## To be done
Please quote every line word for word.

## Records
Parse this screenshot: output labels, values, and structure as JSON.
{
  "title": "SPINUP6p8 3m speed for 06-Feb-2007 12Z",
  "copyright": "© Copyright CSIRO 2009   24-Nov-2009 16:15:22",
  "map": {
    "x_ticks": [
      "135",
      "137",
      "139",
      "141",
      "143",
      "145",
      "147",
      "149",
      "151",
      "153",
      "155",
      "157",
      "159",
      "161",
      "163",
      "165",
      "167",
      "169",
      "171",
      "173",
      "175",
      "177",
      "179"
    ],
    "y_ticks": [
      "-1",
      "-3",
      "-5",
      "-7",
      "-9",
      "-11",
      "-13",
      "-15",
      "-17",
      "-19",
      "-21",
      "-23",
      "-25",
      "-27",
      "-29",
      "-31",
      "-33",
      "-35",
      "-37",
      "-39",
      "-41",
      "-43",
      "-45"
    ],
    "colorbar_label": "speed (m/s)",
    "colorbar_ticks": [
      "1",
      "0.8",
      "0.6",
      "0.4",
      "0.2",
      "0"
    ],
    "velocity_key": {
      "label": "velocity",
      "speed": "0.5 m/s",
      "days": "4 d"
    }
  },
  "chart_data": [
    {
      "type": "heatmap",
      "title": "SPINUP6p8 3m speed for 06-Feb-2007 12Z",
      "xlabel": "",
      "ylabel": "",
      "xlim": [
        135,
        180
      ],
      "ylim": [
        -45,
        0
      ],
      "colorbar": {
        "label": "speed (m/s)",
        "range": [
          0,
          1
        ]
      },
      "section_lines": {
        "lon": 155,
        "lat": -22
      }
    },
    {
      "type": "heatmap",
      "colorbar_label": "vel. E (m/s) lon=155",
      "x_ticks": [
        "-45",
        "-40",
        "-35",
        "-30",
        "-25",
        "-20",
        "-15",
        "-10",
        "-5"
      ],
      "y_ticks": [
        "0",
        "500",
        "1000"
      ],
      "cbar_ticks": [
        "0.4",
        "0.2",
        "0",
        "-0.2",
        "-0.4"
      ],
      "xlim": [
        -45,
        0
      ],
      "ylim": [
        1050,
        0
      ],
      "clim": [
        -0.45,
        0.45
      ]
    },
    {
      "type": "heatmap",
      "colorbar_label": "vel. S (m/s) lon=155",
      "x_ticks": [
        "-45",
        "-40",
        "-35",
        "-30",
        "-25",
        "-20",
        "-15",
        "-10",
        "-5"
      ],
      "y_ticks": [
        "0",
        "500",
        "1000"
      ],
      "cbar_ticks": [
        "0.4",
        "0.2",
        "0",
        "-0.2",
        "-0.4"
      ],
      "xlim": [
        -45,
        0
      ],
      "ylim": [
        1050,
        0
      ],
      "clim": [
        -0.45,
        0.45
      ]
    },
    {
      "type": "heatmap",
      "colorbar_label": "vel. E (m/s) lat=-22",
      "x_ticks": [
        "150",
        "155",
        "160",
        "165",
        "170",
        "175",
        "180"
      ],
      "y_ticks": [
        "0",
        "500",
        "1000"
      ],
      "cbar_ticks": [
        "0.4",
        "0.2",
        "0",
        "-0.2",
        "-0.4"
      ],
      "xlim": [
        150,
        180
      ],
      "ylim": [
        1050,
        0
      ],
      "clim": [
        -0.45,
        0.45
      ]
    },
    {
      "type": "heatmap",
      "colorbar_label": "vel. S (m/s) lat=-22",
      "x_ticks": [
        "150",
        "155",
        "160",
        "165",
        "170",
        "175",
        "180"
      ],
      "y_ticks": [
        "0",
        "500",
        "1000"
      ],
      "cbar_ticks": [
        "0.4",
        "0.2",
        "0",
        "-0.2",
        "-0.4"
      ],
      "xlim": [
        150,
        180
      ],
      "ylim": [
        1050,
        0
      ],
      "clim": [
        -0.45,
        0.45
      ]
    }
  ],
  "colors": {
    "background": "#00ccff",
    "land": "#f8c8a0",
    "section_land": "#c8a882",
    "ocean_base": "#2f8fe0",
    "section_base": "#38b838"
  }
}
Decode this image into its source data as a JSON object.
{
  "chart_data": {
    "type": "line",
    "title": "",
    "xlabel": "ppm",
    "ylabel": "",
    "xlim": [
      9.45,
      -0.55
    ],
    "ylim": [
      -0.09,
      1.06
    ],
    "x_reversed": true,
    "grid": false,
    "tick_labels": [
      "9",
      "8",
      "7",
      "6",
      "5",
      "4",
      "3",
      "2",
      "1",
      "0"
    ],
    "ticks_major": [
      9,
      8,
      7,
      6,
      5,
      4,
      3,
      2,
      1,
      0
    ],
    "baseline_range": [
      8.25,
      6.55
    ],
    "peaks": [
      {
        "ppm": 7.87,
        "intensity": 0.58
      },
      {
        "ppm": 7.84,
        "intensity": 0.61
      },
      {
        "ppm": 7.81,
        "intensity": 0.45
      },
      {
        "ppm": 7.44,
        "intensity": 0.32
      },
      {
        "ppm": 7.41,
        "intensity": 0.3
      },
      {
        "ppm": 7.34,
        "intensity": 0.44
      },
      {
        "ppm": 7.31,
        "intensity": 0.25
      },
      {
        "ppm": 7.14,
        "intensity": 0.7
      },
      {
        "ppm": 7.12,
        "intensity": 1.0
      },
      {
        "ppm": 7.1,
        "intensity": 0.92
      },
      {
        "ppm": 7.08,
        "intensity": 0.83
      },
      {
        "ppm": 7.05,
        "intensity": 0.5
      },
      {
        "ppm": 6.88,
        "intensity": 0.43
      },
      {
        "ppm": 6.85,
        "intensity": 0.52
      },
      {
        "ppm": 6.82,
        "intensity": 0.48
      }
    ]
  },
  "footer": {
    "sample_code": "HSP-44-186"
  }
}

## Written reply
Parse this screenshot: output labels, values, and structure as JSON.
{
  "title": "SPINUP6p8 3m speed for 06-Feb-2007 12Z",
  "copyright": "© Copyright CSIRO 2009   24-Nov-2009 16:15:22",
  "map": {
    "x_ticks": [
      "135",
      "137",
      "139",
      "141",
      "143",
      "145",
      "147",
      "149",
      "151",
      "153",
      "155",
      "157",
      "159",
      "161",
      "163",
      "165",
      "167",
      "169",
      "171",
      "173",
      "175",
      "177",
      "179"
    ],
    "y_ticks": [
      "-1",
      "-3",
      "-5",
      "-7",
      "-9",
      "-11",
      "-13",
      "-15",
      "-17",
      "-19",
      "-21",
      "-23",
      "-25",
      "-27",
      "-29",
      "-31",
      "-33",
      "-35",
      "-37",
      "-39",
      "-41",
      "-43",
      "-45"
    ],
    "colorbar_label": "speed (m/s)",
    "colorbar_ticks": [
      "1",
      "0.8",
      "0.6",
      "0.4",
      "0.2",
      "0"
    ],
    "velocity_key": {
      "label": "velocity",
      "speed": "0.5 m/s",
      "days": "4 d"
    }
  },
  "chart_data": [
    {
      "type": "heatmap",
      "title": "SPINUP6p8 3m speed for 06-Feb-2007 12Z",
      "xlabel": "",
      "ylabel": "",
      "xlim": [
        135,
        180
      ],
      "ylim": [
        -45,
        0
      ],
      "colorbar": {
        "label": "speed (m/s)",
        "range": [
          0,
          1
        ]
      },
      "section_lines": {
        "lon": 155,
        "lat": -22
      }
    },
    {
      "type": "heatmap",
      "colorbar_label": "vel. E (m/s) lon=155",
      "x_ticks": [
        "-45",
        "-40",
        "-35",
        "-30",
        "-25",
        "-20",
        "-15",
        "-10",
        "-5"
      ],
      "y_ticks": [
        "0",
        "500",
        "1000"
      ],
      "cbar_ticks": [
        "0.4",
        "0.2",
        "0",
        "-0.2",
        "-0.4"
      ],
      "xlim": [
        -45,
        0
      ],
      "ylim": [
        1050,
        0
      ],
      "clim": [
        -0.45,
        0.45
      ]
    },
    {
      "type": "heatmap",
      "colorbar_label": "vel. S (m/s) lon=155",
      "x_ticks": [
        "-45",
        "-40",
        "-35",
        "-30",
        "-25",
        "-20",
        "-15",
        "-10",
        "-5"
      ],
      "y_ticks": [
        "0",
        "500",
        "1000"
      ],
      "cbar_ticks": [
        "0.4",
        "0.2",
        "0",
        "-0.2",
        "-0.4"
      ],
      "xlim": [
        -45,
        0
      ],
      "ylim": [
        1050,
        0
      ],
      "clim": [
        -0.45,
        0.45
      ]
    },
    {
      "type": "heatmap",
      "colorbar_label": "vel. E (m/s) lat=-22",
      "x_ticks": [
        "150",
        "155",
        "160",
        "165",
        "170",
        "175",
        "180"
      ],
      "y_ticks": [
        "0",
        "500",
        "1000"
      ],
      "cbar_ticks": [
        "0.4",
        "0.2",
        "0",
        "-0.2",
        "-0.4"
      ],
      "xlim": [
        150,
        180
      ],
      "ylim": [
        1050,
        0
      ],
      "clim": [
        -0.45,
        0.45
      ]
    },
    {
      "type": "heatmap",
      "colorbar_label": "vel. S (m/s) lat=-22",
      "x_ticks": [
        "150",
        "155",
        "160",
        "165",
        "170",
        "175",
        "180"
      ],
      "y_ticks": [
        "0",
        "500",
        "1000"
      ],
      "cbar_ticks": [
        "0.4",
        "0.2",
        "0",
        "-0.2",
        "-0.4"
      ],
      "xlim": [
        150,
        180
      ],
      "ylim": [
        1050,
        0
      ],
      "clim": [
        -0.45,
        0.45
      ]
    }
  ],
  "colors": {
    "background": "#00ccff",
    "land": "#f8c8a0",
    "section_land": "#c8a882",
    "ocean_base": "#2f8fe0",
    "section_base": "#38b838"
  }
}
Decode this image into its source data as a JSON object.
{
  "chart_data": {
    "type": "line",
    "title": "",
    "xlabel": "ppm",
    "ylabel": "",
    "xlim": [
      9.45,
      -0.55
    ],
    "ylim": [
      -0.09,
      1.06
    ],
    "x_reversed": true,
    "grid": false,
    "tick_labels": [
      "9",
      "8",
      "7",
      "6",
      "5",
      "4",
      "3",
      "2",
      "1",
      "0"
    ],
    "ticks_major": [
      9,
      8,
      7,
      6,
      5,
      4,
      3,
      2,
      1,
      0
    ],
    "baseline_range": [
      8.25,
      6.55
    ],
    "peaks": [
      {
        "ppm": 7.87,
        "intensity": 0.58
      },
      {
        "ppm": 7.84,
        "intensity": 0.61
      },
      {
        "ppm": 7.81,
        "intensity": 0.45
      },
      {
        "ppm": 7.44,
        "intensity": 0.32
      },
      {
        "ppm": 7.41,
        "intensity": 0.3
      },
      {
        "ppm": 7.34,
        "intensity": 0.44
      },
      {
        "ppm": 7.31,
        "intensity": 0.25
      },
      {
        "ppm": 7.14,
        "intensity": 0.7
      },
      {
        "ppm": 7.12,
        "intensity": 1.0
      },
      {
        "ppm": 7.1,
        "intensity": 0.92
      },
      {
        "ppm": 7.08,
        "intensity": 0.83
      },
      {
        "ppm": 7.05,
        "intensity": 0.5
      },
      {
        "ppm": 6.88,
        "intensity": 0.43
      },
      {
        "ppm": 6.85,
        "intensity": 0.52
      },
      {
        "ppm": 6.82,
        "intensity": 0.48
      }
    ]
  },
  "footer": {
    "sample_code": "HSP-44-186"
  }
}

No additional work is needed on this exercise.